**Task input:**
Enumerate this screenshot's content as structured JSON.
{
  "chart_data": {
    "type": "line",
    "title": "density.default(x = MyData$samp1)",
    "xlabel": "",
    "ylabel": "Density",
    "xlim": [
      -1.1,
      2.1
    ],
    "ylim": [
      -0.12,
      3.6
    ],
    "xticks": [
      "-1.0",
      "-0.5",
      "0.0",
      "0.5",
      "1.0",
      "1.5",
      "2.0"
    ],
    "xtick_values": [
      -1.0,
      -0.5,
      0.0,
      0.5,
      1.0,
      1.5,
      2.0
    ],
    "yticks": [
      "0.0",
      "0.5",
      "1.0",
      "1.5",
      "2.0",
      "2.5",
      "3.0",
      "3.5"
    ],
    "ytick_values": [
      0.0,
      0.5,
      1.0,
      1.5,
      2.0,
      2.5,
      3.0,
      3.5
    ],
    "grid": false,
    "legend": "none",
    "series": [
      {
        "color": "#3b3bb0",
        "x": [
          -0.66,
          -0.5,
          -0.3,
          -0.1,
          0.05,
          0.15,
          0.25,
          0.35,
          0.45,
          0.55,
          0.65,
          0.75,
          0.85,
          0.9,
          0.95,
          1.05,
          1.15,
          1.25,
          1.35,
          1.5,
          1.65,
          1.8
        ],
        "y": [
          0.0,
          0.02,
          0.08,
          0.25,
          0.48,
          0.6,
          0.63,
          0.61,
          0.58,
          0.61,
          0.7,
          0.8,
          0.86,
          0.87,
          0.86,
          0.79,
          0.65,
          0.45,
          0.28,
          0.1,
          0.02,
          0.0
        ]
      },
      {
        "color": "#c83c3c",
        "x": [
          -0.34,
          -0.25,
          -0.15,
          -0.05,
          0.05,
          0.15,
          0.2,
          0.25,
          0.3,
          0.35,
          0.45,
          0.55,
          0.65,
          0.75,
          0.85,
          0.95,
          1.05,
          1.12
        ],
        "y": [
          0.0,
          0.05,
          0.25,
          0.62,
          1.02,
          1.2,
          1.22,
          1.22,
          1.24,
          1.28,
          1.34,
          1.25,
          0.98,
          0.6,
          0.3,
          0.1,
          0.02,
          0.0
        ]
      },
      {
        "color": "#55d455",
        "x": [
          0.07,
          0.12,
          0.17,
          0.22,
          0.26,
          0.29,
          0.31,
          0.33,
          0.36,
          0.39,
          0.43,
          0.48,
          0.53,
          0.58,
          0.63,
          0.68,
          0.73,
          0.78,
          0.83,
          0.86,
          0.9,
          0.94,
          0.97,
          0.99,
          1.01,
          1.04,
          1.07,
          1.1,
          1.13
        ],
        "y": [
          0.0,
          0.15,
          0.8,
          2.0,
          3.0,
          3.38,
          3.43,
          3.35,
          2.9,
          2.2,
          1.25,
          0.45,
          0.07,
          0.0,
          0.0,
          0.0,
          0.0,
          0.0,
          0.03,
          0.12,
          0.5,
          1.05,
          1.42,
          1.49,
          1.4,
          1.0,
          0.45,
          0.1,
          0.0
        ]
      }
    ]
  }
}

**Goal of the exercise:**
Filter the data, keeping only the lines that contain "color".

**Answer for the task:**
        "color": "#3b3bb0",
        "color": "#c83c3c",
        "color": "#55d455",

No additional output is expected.